(Records)
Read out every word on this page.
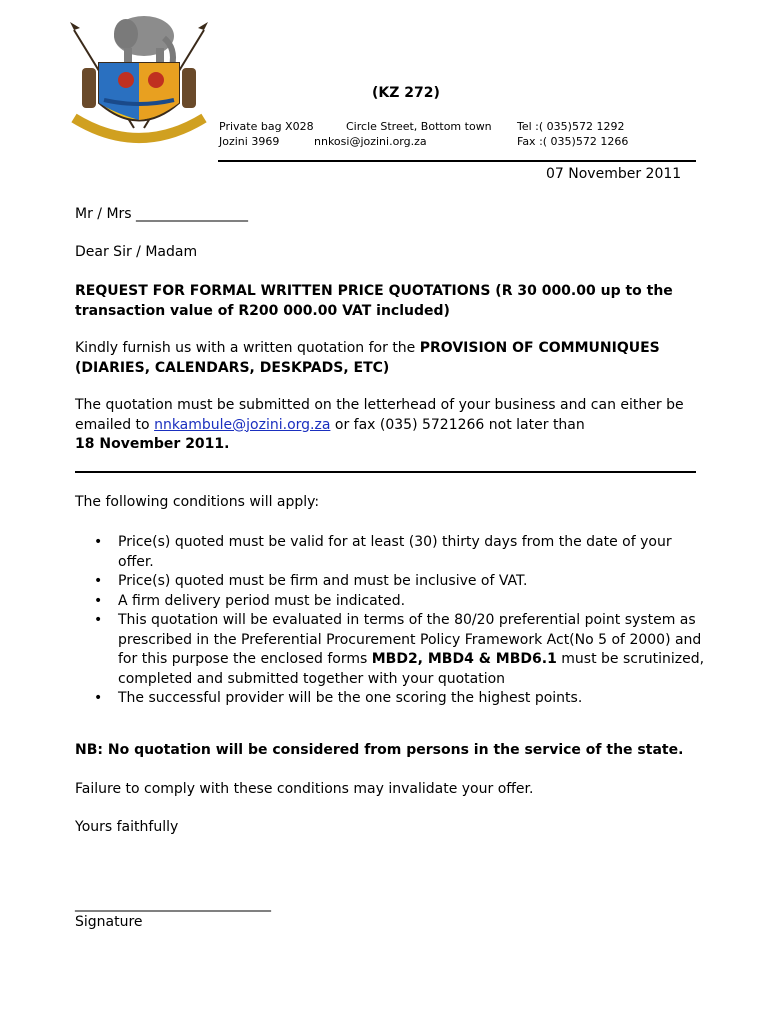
(KZ 272)
Private bag X028
Jozini 3969
Circle Street, Bottom town
nnkosi@jozini.org.za
Tel :( 035)572 1292
Fax :( 035)572 1266
07 November 2011
Mr / Mrs ________________
Dear Sir / Madam
REQUEST FOR FORMAL WRITTEN PRICE QUOTATIONS (R 30 000.00 up to the
transaction value of R200 000.00 VAT included)
Kindly furnish us with a written quotation for the PROVISION OF COMMUNIQUES
(DIARIES, CALENDARS, DESKPADS, ETC)
The quotation must be submitted on the letterhead of your business and can either be
emailed to nnkambule@jozini.org.za or fax (035) 5721266 not later than
18 November 2011.
The following conditions will apply:
• Price(s) quoted must be valid for at least (30) thirty days from the date of your
offer.
• Price(s) quoted must be firm and must be inclusive of VAT.
• A firm delivery period must be indicated.
• This quotation will be evaluated in terms of the 80/20 preferential point system as
prescribed in the Preferential Procurement Policy Framework Act(No 5 of 2000) and
for this purpose the enclosed forms MBD2, MBD4 & MBD6.1 must be scrutinized,
completed and submitted together with your quotation
• The successful provider will be the one scoring the highest points.
NB: No quotation will be considered from persons in the service of the state.
Failure to comply with these conditions may invalidate your offer.
Yours faithfully
____________________________
Signature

*PROBLEM DESCRIPTION*:
Your task is to repeat the material above exactly, without its pictures.

*ANSWER*:
Read out every word on this page.
(KZ 272)
Private bag X028
Jozini 3969
Circle Street, Bottom town
nnkosi@jozini.org.za
Tel :( 035)572 1292
Fax :( 035)572 1266
07 November 2011
Mr / Mrs ________________
Dear Sir / Madam
REQUEST FOR FORMAL WRITTEN PRICE QUOTATIONS (R 30 000.00 up to the
transaction value of R200 000.00 VAT included)
Kindly furnish us with a written quotation for the PROVISION OF COMMUNIQUES
(DIARIES, CALENDARS, DESKPADS, ETC)
The quotation must be submitted on the letterhead of your business and can either be
emailed to nnkambule@jozini.org.za or fax (035) 5721266 not later than
18 November 2011.
The following conditions will apply:
• Price(s) quoted must be valid for at least (30) thirty days from the date of your
offer.
• Price(s) quoted must be firm and must be inclusive of VAT.
• A firm delivery period must be indicated.
• This quotation will be evaluated in terms of the 80/20 preferential point system as
prescribed in the Preferential Procurement Policy Framework Act(No 5 of 2000) and
for this purpose the enclosed forms MBD2, MBD4 & MBD6.1 must be scrutinized,
completed and submitted together with your quotation
• The successful provider will be the one scoring the highest points.
NB: No quotation will be considered from persons in the service of the state.
Failure to comply with these conditions may invalidate your offer.
Yours faithfully
____________________________
Signature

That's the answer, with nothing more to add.